■ **TO BE DONE**:
Count how many lines in the rows below contain the string "with", matching case exactly. Give only the number.

■ **DATA FOR THE TASK**:
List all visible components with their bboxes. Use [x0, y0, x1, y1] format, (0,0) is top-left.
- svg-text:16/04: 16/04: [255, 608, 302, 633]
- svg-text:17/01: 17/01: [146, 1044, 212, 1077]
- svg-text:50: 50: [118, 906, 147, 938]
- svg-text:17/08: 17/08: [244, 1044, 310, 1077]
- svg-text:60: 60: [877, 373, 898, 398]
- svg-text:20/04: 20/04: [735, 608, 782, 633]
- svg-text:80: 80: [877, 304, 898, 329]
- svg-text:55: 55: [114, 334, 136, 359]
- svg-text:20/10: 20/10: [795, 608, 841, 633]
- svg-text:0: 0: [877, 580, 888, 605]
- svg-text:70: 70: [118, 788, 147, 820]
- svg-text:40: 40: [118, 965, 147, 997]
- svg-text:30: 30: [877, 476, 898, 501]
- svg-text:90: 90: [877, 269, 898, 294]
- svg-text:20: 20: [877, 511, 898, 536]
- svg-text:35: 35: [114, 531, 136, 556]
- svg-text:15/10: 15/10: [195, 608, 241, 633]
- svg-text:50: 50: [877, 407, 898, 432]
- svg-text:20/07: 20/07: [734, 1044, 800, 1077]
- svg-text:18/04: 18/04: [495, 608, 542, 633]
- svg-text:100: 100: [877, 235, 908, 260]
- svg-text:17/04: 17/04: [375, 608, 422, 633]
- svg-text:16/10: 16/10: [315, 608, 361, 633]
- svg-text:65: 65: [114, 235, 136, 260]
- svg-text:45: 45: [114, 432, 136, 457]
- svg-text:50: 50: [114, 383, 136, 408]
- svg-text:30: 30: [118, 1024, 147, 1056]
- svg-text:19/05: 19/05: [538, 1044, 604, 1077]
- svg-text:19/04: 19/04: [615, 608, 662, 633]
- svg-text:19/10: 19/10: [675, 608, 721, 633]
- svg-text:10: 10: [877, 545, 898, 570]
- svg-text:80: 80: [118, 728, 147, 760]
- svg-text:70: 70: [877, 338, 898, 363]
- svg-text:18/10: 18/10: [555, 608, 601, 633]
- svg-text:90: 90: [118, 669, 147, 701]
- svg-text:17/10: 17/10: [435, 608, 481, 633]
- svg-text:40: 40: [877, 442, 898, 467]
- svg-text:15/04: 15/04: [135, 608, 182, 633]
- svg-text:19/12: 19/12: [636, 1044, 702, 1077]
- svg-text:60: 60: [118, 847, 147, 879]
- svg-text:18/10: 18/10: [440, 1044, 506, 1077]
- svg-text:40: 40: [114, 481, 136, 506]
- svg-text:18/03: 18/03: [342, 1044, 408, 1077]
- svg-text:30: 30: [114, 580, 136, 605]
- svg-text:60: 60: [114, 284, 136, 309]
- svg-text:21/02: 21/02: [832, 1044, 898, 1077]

■ **PROBLEM SOLUTION**:
1